__Exercise details__. Report every line in the entries below that contains the string "axis", matching case exactly.

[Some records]
···

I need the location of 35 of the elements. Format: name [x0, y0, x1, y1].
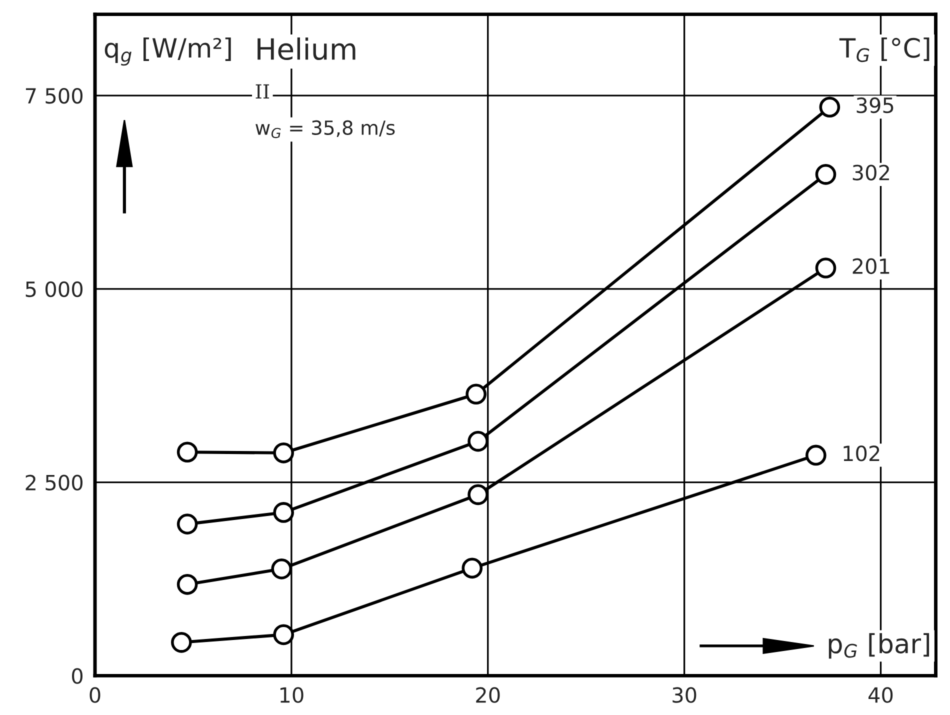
- series-label: 201: [852, 258, 890, 274]
- series-label: 102: [844, 446, 880, 462]
- text: II: [256, 84, 270, 99]
- x-tick-label: 40: [868, 687, 893, 703]
- series-label: 302: [852, 164, 889, 180]
- y-tick-label: 2 500: [26, 474, 83, 490]
- point: [466, 384, 487, 405]
- point: [819, 96, 840, 118]
- x-tick-label: 30: [672, 687, 696, 703]
- series-label: 395: [856, 97, 894, 114]
- text: Helium: [258, 37, 356, 60]
- point: [815, 164, 836, 185]
- point: [171, 632, 192, 653]
- point: [176, 514, 198, 534]
- x-tick-label: 20: [476, 687, 500, 703]
- legend-title: T$_{G}$ [°C]: [839, 37, 930, 62]
- point: [271, 558, 292, 580]
- y-tick-label: 0: [72, 668, 83, 684]
- point: [468, 430, 488, 452]
- annotation: w$_{G}$ = 35,8 m/s: [256, 120, 395, 138]
- y-tick-label: 7 500: [26, 88, 83, 104]
- point: [273, 442, 294, 464]
- point: [273, 502, 294, 523]
- point: [273, 624, 294, 646]
- point: [468, 484, 488, 506]
- y-axis-title: q$_{g}$ [W/m²]: [104, 37, 231, 66]
- point: [806, 444, 826, 466]
- point: [462, 558, 483, 579]
- point: [815, 258, 836, 278]
- x-tick-label: 0: [90, 687, 100, 703]
- x-tick-label: 10: [280, 687, 304, 703]
- y-tick-label: 5 000: [26, 281, 83, 298]
- point: [176, 574, 198, 595]
- x-axis-title: p$_{G}$ [bar]: [828, 633, 930, 659]
- point: [176, 442, 198, 463]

···

__Response__.
- y-axis-title: q$_{g}$ [W/m²]: [104, 37, 231, 66]
- x-axis-title: p$_{G}$ [bar]: [828, 633, 930, 659]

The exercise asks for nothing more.